● **Data in this exercise**
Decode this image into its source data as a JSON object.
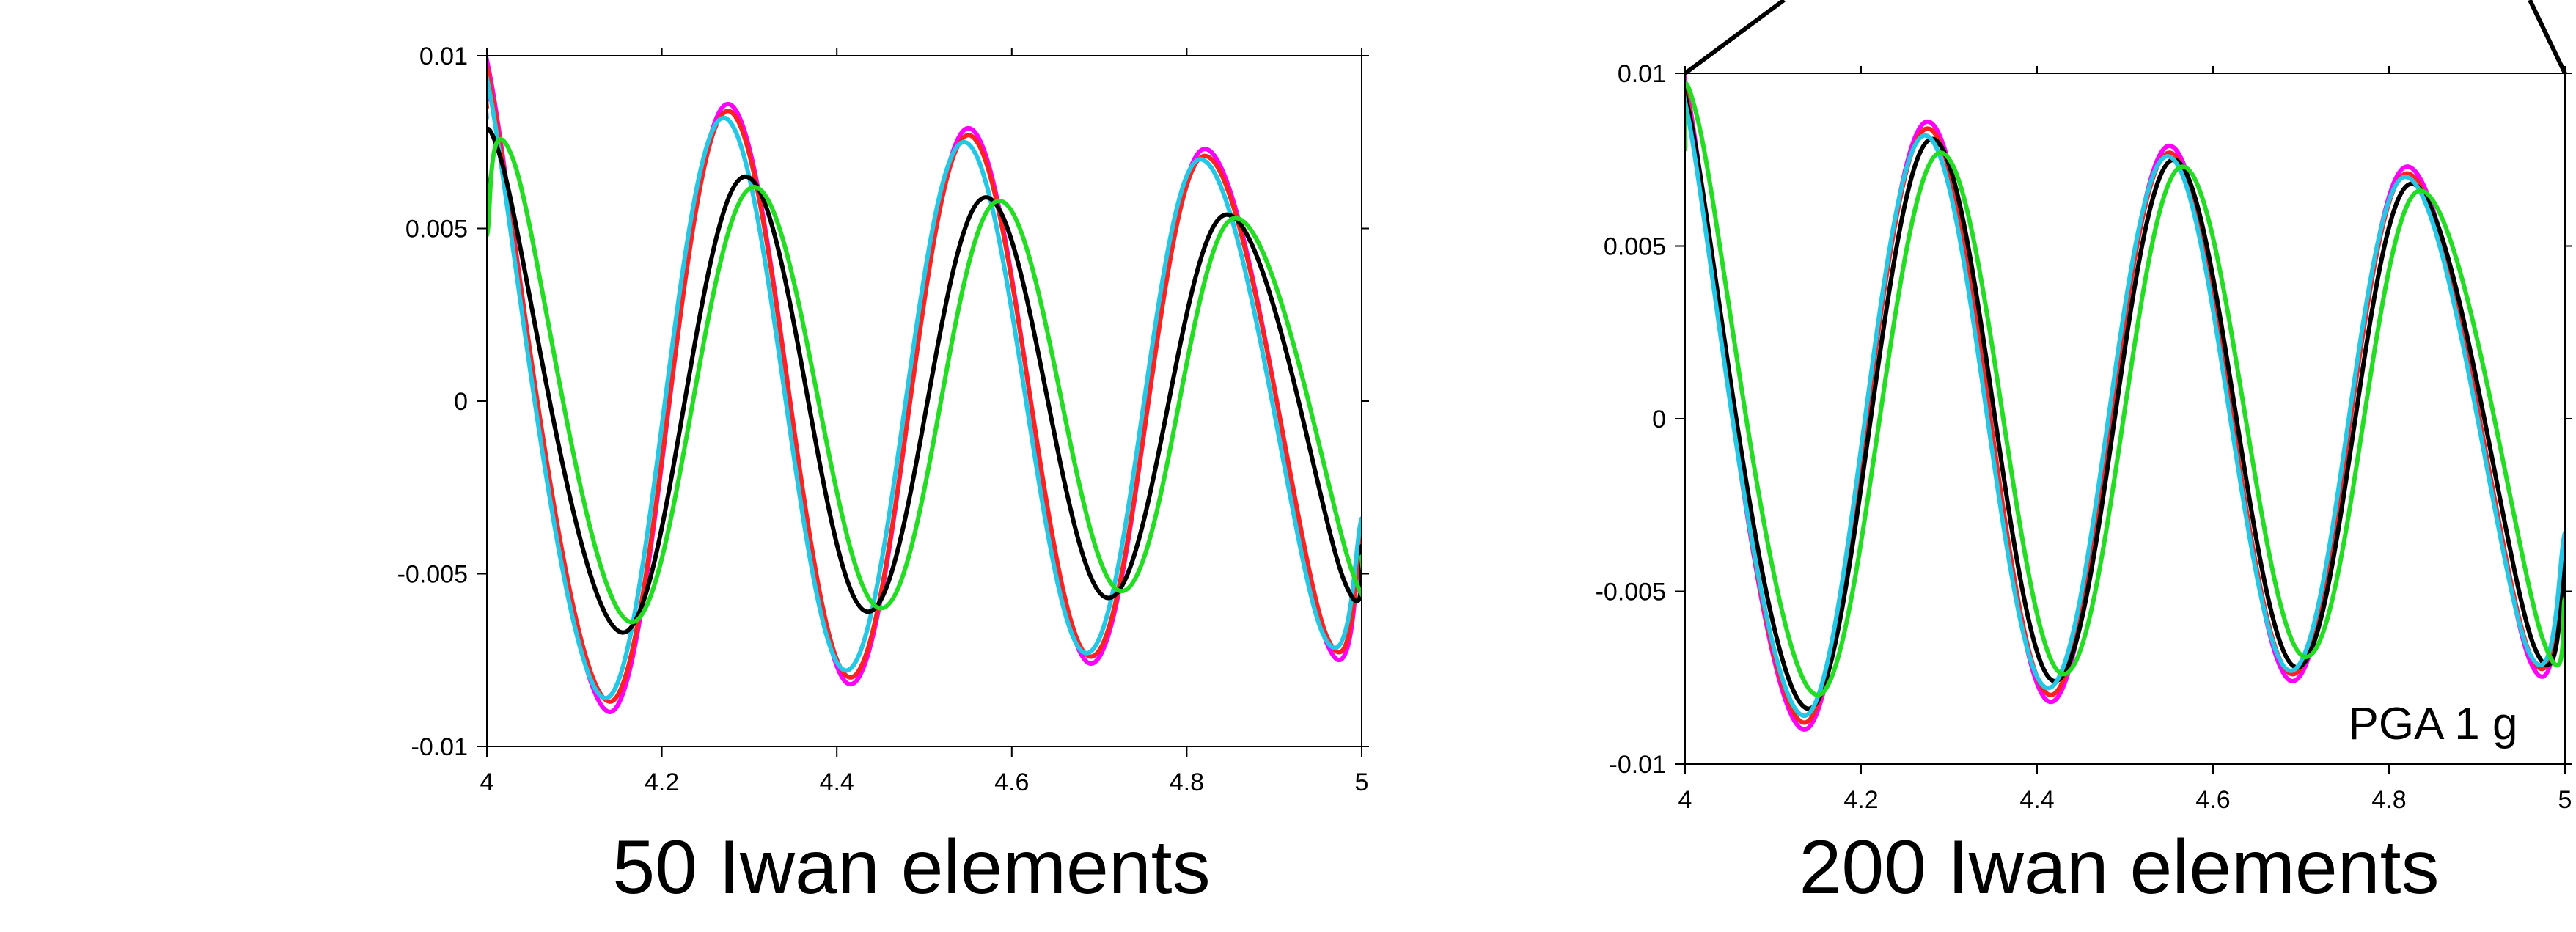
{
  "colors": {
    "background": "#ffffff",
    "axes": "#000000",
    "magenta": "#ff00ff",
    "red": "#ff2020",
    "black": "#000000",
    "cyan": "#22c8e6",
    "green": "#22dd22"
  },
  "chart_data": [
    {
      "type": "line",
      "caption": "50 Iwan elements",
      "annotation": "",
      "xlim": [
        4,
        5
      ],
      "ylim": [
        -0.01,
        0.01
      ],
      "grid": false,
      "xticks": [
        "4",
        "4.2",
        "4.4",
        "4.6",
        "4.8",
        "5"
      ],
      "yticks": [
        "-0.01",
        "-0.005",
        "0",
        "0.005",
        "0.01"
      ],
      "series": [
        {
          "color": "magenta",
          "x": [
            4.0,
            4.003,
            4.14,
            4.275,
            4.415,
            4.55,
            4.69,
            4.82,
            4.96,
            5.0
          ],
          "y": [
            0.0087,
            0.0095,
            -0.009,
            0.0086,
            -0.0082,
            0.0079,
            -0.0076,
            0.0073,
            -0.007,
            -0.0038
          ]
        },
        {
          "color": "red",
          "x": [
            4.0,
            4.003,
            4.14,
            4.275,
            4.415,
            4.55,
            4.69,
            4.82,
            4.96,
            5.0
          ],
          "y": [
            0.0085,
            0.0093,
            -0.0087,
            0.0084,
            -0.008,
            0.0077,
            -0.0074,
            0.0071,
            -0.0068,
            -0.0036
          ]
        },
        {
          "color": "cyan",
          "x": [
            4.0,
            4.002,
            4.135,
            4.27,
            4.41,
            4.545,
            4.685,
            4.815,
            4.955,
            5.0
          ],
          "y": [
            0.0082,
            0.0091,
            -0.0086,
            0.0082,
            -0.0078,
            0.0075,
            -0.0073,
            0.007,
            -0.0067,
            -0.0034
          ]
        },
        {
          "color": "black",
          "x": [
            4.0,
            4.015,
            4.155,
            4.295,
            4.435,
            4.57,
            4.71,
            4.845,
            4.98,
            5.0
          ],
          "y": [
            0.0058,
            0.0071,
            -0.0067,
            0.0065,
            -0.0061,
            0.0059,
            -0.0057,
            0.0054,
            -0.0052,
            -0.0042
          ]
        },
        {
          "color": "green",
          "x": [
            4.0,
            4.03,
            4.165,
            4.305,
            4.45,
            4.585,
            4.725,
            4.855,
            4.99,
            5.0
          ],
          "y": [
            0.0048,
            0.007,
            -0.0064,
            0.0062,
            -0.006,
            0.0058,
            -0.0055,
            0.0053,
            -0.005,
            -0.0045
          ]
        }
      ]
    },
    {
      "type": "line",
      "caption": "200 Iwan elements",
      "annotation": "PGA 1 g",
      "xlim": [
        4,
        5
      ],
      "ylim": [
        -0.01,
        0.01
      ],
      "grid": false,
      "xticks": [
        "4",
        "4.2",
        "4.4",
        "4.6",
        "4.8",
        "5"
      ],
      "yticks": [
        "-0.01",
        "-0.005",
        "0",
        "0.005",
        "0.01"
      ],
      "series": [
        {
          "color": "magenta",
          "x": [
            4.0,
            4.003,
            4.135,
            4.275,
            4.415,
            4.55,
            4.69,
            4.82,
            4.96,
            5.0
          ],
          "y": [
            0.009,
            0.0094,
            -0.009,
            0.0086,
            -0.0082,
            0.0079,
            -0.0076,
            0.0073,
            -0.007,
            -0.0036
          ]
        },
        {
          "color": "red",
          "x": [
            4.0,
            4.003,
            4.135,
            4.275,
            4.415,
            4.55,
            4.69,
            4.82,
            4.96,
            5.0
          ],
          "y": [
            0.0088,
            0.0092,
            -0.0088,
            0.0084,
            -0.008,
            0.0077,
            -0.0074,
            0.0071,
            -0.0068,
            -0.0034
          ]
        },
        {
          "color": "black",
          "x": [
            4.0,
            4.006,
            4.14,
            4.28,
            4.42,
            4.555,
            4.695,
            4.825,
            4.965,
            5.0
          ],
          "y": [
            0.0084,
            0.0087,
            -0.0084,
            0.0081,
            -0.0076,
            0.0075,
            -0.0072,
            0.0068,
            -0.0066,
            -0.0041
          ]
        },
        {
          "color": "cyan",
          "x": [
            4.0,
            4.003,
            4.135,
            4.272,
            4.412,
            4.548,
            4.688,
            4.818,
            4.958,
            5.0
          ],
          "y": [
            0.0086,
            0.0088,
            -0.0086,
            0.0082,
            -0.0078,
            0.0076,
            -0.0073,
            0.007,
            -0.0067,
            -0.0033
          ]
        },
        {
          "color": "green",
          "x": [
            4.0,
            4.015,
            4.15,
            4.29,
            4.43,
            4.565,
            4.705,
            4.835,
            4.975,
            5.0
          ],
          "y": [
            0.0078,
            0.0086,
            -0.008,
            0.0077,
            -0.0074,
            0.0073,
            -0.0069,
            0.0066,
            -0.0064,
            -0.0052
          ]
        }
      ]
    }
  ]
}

● **Requirements**
Pictures are to be left out; the records above must be repeated word for word.

● **Output below**
Decode this image into its source data as a JSON object.
{
  "colors": {
    "background": "#ffffff",
    "axes": "#000000",
    "magenta": "#ff00ff",
    "red": "#ff2020",
    "black": "#000000",
    "cyan": "#22c8e6",
    "green": "#22dd22"
  },
  "chart_data": [
    {
      "type": "line",
      "caption": "50 Iwan elements",
      "annotation": "",
      "xlim": [
        4,
        5
      ],
      "ylim": [
        -0.01,
        0.01
      ],
      "grid": false,
      "xticks": [
        "4",
        "4.2",
        "4.4",
        "4.6",
        "4.8",
        "5"
      ],
      "yticks": [
        "-0.01",
        "-0.005",
        "0",
        "0.005",
        "0.01"
      ],
      "series": [
        {
          "color": "magenta",
          "x": [
            4.0,
            4.003,
            4.14,
            4.275,
            4.415,
            4.55,
            4.69,
            4.82,
            4.96,
            5.0
          ],
          "y": [
            0.0087,
            0.0095,
            -0.009,
            0.0086,
            -0.0082,
            0.0079,
            -0.0076,
            0.0073,
            -0.007,
            -0.0038
          ]
        },
        {
          "color": "red",
          "x": [
            4.0,
            4.003,
            4.14,
            4.275,
            4.415,
            4.55,
            4.69,
            4.82,
            4.96,
            5.0
          ],
          "y": [
            0.0085,
            0.0093,
            -0.0087,
            0.0084,
            -0.008,
            0.0077,
            -0.0074,
            0.0071,
            -0.0068,
            -0.0036
          ]
        },
        {
          "color": "cyan",
          "x": [
            4.0,
            4.002,
            4.135,
            4.27,
            4.41,
            4.545,
            4.685,
            4.815,
            4.955,
            5.0
          ],
          "y": [
            0.0082,
            0.0091,
            -0.0086,
            0.0082,
            -0.0078,
            0.0075,
            -0.0073,
            0.007,
            -0.0067,
            -0.0034
          ]
        },
        {
          "color": "black",
          "x": [
            4.0,
            4.015,
            4.155,
            4.295,
            4.435,
            4.57,
            4.71,
            4.845,
            4.98,
            5.0
          ],
          "y": [
            0.0058,
            0.0071,
            -0.0067,
            0.0065,
            -0.0061,
            0.0059,
            -0.0057,
            0.0054,
            -0.0052,
            -0.0042
          ]
        },
        {
          "color": "green",
          "x": [
            4.0,
            4.03,
            4.165,
            4.305,
            4.45,
            4.585,
            4.725,
            4.855,
            4.99,
            5.0
          ],
          "y": [
            0.0048,
            0.007,
            -0.0064,
            0.0062,
            -0.006,
            0.0058,
            -0.0055,
            0.0053,
            -0.005,
            -0.0045
          ]
        }
      ]
    },
    {
      "type": "line",
      "caption": "200 Iwan elements",
      "annotation": "PGA 1 g",
      "xlim": [
        4,
        5
      ],
      "ylim": [
        -0.01,
        0.01
      ],
      "grid": false,
      "xticks": [
        "4",
        "4.2",
        "4.4",
        "4.6",
        "4.8",
        "5"
      ],
      "yticks": [
        "-0.01",
        "-0.005",
        "0",
        "0.005",
        "0.01"
      ],
      "series": [
        {
          "color": "magenta",
          "x": [
            4.0,
            4.003,
            4.135,
            4.275,
            4.415,
            4.55,
            4.69,
            4.82,
            4.96,
            5.0
          ],
          "y": [
            0.009,
            0.0094,
            -0.009,
            0.0086,
            -0.0082,
            0.0079,
            -0.0076,
            0.0073,
            -0.007,
            -0.0036
          ]
        },
        {
          "color": "red",
          "x": [
            4.0,
            4.003,
            4.135,
            4.275,
            4.415,
            4.55,
            4.69,
            4.82,
            4.96,
            5.0
          ],
          "y": [
            0.0088,
            0.0092,
            -0.0088,
            0.0084,
            -0.008,
            0.0077,
            -0.0074,
            0.0071,
            -0.0068,
            -0.0034
          ]
        },
        {
          "color": "black",
          "x": [
            4.0,
            4.006,
            4.14,
            4.28,
            4.42,
            4.555,
            4.695,
            4.825,
            4.965,
            5.0
          ],
          "y": [
            0.0084,
            0.0087,
            -0.0084,
            0.0081,
            -0.0076,
            0.0075,
            -0.0072,
            0.0068,
            -0.0066,
            -0.0041
          ]
        },
        {
          "color": "cyan",
          "x": [
            4.0,
            4.003,
            4.135,
            4.272,
            4.412,
            4.548,
            4.688,
            4.818,
            4.958,
            5.0
          ],
          "y": [
            0.0086,
            0.0088,
            -0.0086,
            0.0082,
            -0.0078,
            0.0076,
            -0.0073,
            0.007,
            -0.0067,
            -0.0033
          ]
        },
        {
          "color": "green",
          "x": [
            4.0,
            4.015,
            4.15,
            4.29,
            4.43,
            4.565,
            4.705,
            4.835,
            4.975,
            5.0
          ],
          "y": [
            0.0078,
            0.0086,
            -0.008,
            0.0077,
            -0.0074,
            0.0073,
            -0.0069,
            0.0066,
            -0.0064,
            -0.0052
          ]
        }
      ]
    }
  ]
}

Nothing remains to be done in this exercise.